> _Records that describe figures_
-=-=-
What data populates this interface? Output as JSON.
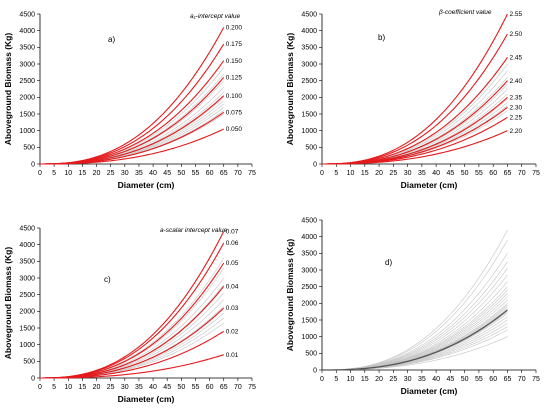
{
  "colors": {
    "highlight": "#e41a1c",
    "grey": "#c4c4c4",
    "dark": "#555555",
    "axis": "#000000"
  },
  "chart_data": [
    {
      "type": "line",
      "panel_label": "a)",
      "legend_title": "a₁-intercept value",
      "xlabel": "Diameter (cm)",
      "ylabel": "Aboveground Biomass (Kg)",
      "xlim": [
        0,
        75
      ],
      "ylim": [
        0,
        4500
      ],
      "xticks": [
        "0",
        "5",
        "10",
        "15",
        "20",
        "25",
        "30",
        "35",
        "40",
        "45",
        "50",
        "55",
        "60",
        "65",
        "70",
        "75"
      ],
      "yticks": [
        "0",
        "500",
        "1000",
        "1500",
        "2000",
        "2500",
        "3000",
        "3500",
        "4000",
        "4500"
      ],
      "x_end": 65,
      "series": [
        {
          "name": "0.200",
          "end_value": 4100,
          "color": "highlight"
        },
        {
          "name": "0.175",
          "end_value": 3600,
          "color": "highlight"
        },
        {
          "name": "0.150",
          "end_value": 3100,
          "color": "highlight"
        },
        {
          "name": "0.125",
          "end_value": 2600,
          "color": "highlight"
        },
        {
          "name": "0.100",
          "end_value": 2050,
          "color": "highlight"
        },
        {
          "name": "0.075",
          "end_value": 1550,
          "color": "highlight"
        },
        {
          "name": "0.050",
          "end_value": 1050,
          "color": "highlight"
        }
      ],
      "background_end_values": [
        2900,
        2700,
        2500,
        2300,
        2150,
        2000,
        1900,
        1800,
        1700,
        1600,
        1500
      ]
    },
    {
      "type": "line",
      "panel_label": "b)",
      "legend_title": "β-coefficient value",
      "xlabel": "Diameter (cm)",
      "ylabel": "Aboveground Biomass (Kg)",
      "xlim": [
        0,
        75
      ],
      "ylim": [
        0,
        4500
      ],
      "xticks": [
        "0",
        "5",
        "10",
        "15",
        "20",
        "25",
        "30",
        "35",
        "40",
        "45",
        "50",
        "55",
        "60",
        "65",
        "70",
        "75"
      ],
      "yticks": [
        "0",
        "500",
        "1000",
        "1500",
        "2000",
        "2500",
        "3000",
        "3500",
        "4000",
        "4500"
      ],
      "x_end": 65,
      "series": [
        {
          "name": "2.55",
          "end_value": 4500,
          "color": "highlight"
        },
        {
          "name": "2.50",
          "end_value": 3900,
          "color": "highlight"
        },
        {
          "name": "2.45",
          "end_value": 3200,
          "color": "highlight"
        },
        {
          "name": "2.40",
          "end_value": 2500,
          "color": "highlight"
        },
        {
          "name": "2.35",
          "end_value": 2000,
          "color": "highlight"
        },
        {
          "name": "2.30",
          "end_value": 1700,
          "color": "highlight"
        },
        {
          "name": "2.25",
          "end_value": 1400,
          "color": "highlight"
        },
        {
          "name": "2.20",
          "end_value": 1000,
          "color": "highlight"
        }
      ],
      "background_end_values": [
        3000,
        2800,
        2600,
        2400,
        2250,
        2100,
        1950,
        1850,
        1750,
        1600
      ]
    },
    {
      "type": "line",
      "panel_label": "c)",
      "legend_title": "a-scalar intercept value",
      "xlabel": "Diameter (cm)",
      "ylabel": "Aboveground Biomass (Kg)",
      "xlim": [
        0,
        75
      ],
      "ylim": [
        0,
        4500
      ],
      "xticks": [
        "0",
        "5",
        "10",
        "15",
        "20",
        "25",
        "30",
        "35",
        "40",
        "45",
        "50",
        "55",
        "60",
        "65",
        "70",
        "75"
      ],
      "yticks": [
        "0",
        "500",
        "1000",
        "1500",
        "2000",
        "2500",
        "3000",
        "3500",
        "4000",
        "4500"
      ],
      "x_end": 65,
      "series": [
        {
          "name": "0.07",
          "end_value": 4400,
          "color": "highlight"
        },
        {
          "name": "0.06",
          "end_value": 4050,
          "color": "highlight"
        },
        {
          "name": "0.05",
          "end_value": 3450,
          "color": "highlight"
        },
        {
          "name": "0.04",
          "end_value": 2750,
          "color": "highlight"
        },
        {
          "name": "0.03",
          "end_value": 2100,
          "color": "highlight"
        },
        {
          "name": "0.02",
          "end_value": 1400,
          "color": "highlight"
        },
        {
          "name": "0.01",
          "end_value": 700,
          "color": "highlight"
        }
      ],
      "background_end_values": [
        3600,
        3300,
        3000,
        2800,
        2550,
        2350,
        2150,
        1950,
        1800,
        1650
      ]
    },
    {
      "type": "line",
      "panel_label": "d)",
      "legend_title": "",
      "xlabel": "Diameter (cm)",
      "ylabel": "Aboveground Biomass (Kg)",
      "xlim": [
        0,
        75
      ],
      "ylim": [
        0,
        4500
      ],
      "xticks": [
        "0",
        "5",
        "10",
        "15",
        "20",
        "25",
        "30",
        "35",
        "40",
        "45",
        "50",
        "55",
        "60",
        "65",
        "70",
        "75"
      ],
      "yticks": [
        "0",
        "500",
        "1000",
        "1500",
        "2000",
        "2500",
        "3000",
        "3500",
        "4000",
        "4500"
      ],
      "x_end": 65,
      "series": [
        {
          "name": "",
          "end_value": 1800,
          "color": "dark"
        }
      ],
      "background_end_values": [
        4200,
        3900,
        3500,
        3250,
        3050,
        2850,
        2650,
        2500,
        2400,
        2300,
        2200,
        2100,
        2000,
        1950,
        1900,
        1850,
        1750,
        1700,
        1600,
        1500,
        1400,
        1300,
        1200,
        1000
      ]
    }
  ]
}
-=-=-
> _Exercise task_
Copy out all the entries exactly. Images stay out of the copy.

> _Problem solution_
What data populates this interface? Output as JSON.
{
  "colors": {
    "highlight": "#e41a1c",
    "grey": "#c4c4c4",
    "dark": "#555555",
    "axis": "#000000"
  },
  "chart_data": [
    {
      "type": "line",
      "panel_label": "a)",
      "legend_title": "a₁-intercept value",
      "xlabel": "Diameter (cm)",
      "ylabel": "Aboveground Biomass (Kg)",
      "xlim": [
        0,
        75
      ],
      "ylim": [
        0,
        4500
      ],
      "xticks": [
        "0",
        "5",
        "10",
        "15",
        "20",
        "25",
        "30",
        "35",
        "40",
        "45",
        "50",
        "55",
        "60",
        "65",
        "70",
        "75"
      ],
      "yticks": [
        "0",
        "500",
        "1000",
        "1500",
        "2000",
        "2500",
        "3000",
        "3500",
        "4000",
        "4500"
      ],
      "x_end": 65,
      "series": [
        {
          "name": "0.200",
          "end_value": 4100,
          "color": "highlight"
        },
        {
          "name": "0.175",
          "end_value": 3600,
          "color": "highlight"
        },
        {
          "name": "0.150",
          "end_value": 3100,
          "color": "highlight"
        },
        {
          "name": "0.125",
          "end_value": 2600,
          "color": "highlight"
        },
        {
          "name": "0.100",
          "end_value": 2050,
          "color": "highlight"
        },
        {
          "name": "0.075",
          "end_value": 1550,
          "color": "highlight"
        },
        {
          "name": "0.050",
          "end_value": 1050,
          "color": "highlight"
        }
      ],
      "background_end_values": [
        2900,
        2700,
        2500,
        2300,
        2150,
        2000,
        1900,
        1800,
        1700,
        1600,
        1500
      ]
    },
    {
      "type": "line",
      "panel_label": "b)",
      "legend_title": "β-coefficient value",
      "xlabel": "Diameter (cm)",
      "ylabel": "Aboveground Biomass (Kg)",
      "xlim": [
        0,
        75
      ],
      "ylim": [
        0,
        4500
      ],
      "xticks": [
        "0",
        "5",
        "10",
        "15",
        "20",
        "25",
        "30",
        "35",
        "40",
        "45",
        "50",
        "55",
        "60",
        "65",
        "70",
        "75"
      ],
      "yticks": [
        "0",
        "500",
        "1000",
        "1500",
        "2000",
        "2500",
        "3000",
        "3500",
        "4000",
        "4500"
      ],
      "x_end": 65,
      "series": [
        {
          "name": "2.55",
          "end_value": 4500,
          "color": "highlight"
        },
        {
          "name": "2.50",
          "end_value": 3900,
          "color": "highlight"
        },
        {
          "name": "2.45",
          "end_value": 3200,
          "color": "highlight"
        },
        {
          "name": "2.40",
          "end_value": 2500,
          "color": "highlight"
        },
        {
          "name": "2.35",
          "end_value": 2000,
          "color": "highlight"
        },
        {
          "name": "2.30",
          "end_value": 1700,
          "color": "highlight"
        },
        {
          "name": "2.25",
          "end_value": 1400,
          "color": "highlight"
        },
        {
          "name": "2.20",
          "end_value": 1000,
          "color": "highlight"
        }
      ],
      "background_end_values": [
        3000,
        2800,
        2600,
        2400,
        2250,
        2100,
        1950,
        1850,
        1750,
        1600
      ]
    },
    {
      "type": "line",
      "panel_label": "c)",
      "legend_title": "a-scalar intercept value",
      "xlabel": "Diameter (cm)",
      "ylabel": "Aboveground Biomass (Kg)",
      "xlim": [
        0,
        75
      ],
      "ylim": [
        0,
        4500
      ],
      "xticks": [
        "0",
        "5",
        "10",
        "15",
        "20",
        "25",
        "30",
        "35",
        "40",
        "45",
        "50",
        "55",
        "60",
        "65",
        "70",
        "75"
      ],
      "yticks": [
        "0",
        "500",
        "1000",
        "1500",
        "2000",
        "2500",
        "3000",
        "3500",
        "4000",
        "4500"
      ],
      "x_end": 65,
      "series": [
        {
          "name": "0.07",
          "end_value": 4400,
          "color": "highlight"
        },
        {
          "name": "0.06",
          "end_value": 4050,
          "color": "highlight"
        },
        {
          "name": "0.05",
          "end_value": 3450,
          "color": "highlight"
        },
        {
          "name": "0.04",
          "end_value": 2750,
          "color": "highlight"
        },
        {
          "name": "0.03",
          "end_value": 2100,
          "color": "highlight"
        },
        {
          "name": "0.02",
          "end_value": 1400,
          "color": "highlight"
        },
        {
          "name": "0.01",
          "end_value": 700,
          "color": "highlight"
        }
      ],
      "background_end_values": [
        3600,
        3300,
        3000,
        2800,
        2550,
        2350,
        2150,
        1950,
        1800,
        1650
      ]
    },
    {
      "type": "line",
      "panel_label": "d)",
      "legend_title": "",
      "xlabel": "Diameter (cm)",
      "ylabel": "Aboveground Biomass (Kg)",
      "xlim": [
        0,
        75
      ],
      "ylim": [
        0,
        4500
      ],
      "xticks": [
        "0",
        "5",
        "10",
        "15",
        "20",
        "25",
        "30",
        "35",
        "40",
        "45",
        "50",
        "55",
        "60",
        "65",
        "70",
        "75"
      ],
      "yticks": [
        "0",
        "500",
        "1000",
        "1500",
        "2000",
        "2500",
        "3000",
        "3500",
        "4000",
        "4500"
      ],
      "x_end": 65,
      "series": [
        {
          "name": "",
          "end_value": 1800,
          "color": "dark"
        }
      ],
      "background_end_values": [
        4200,
        3900,
        3500,
        3250,
        3050,
        2850,
        2650,
        2500,
        2400,
        2300,
        2200,
        2100,
        2000,
        1950,
        1900,
        1850,
        1750,
        1700,
        1600,
        1500,
        1400,
        1300,
        1200,
        1000
      ]
    }
  ]
}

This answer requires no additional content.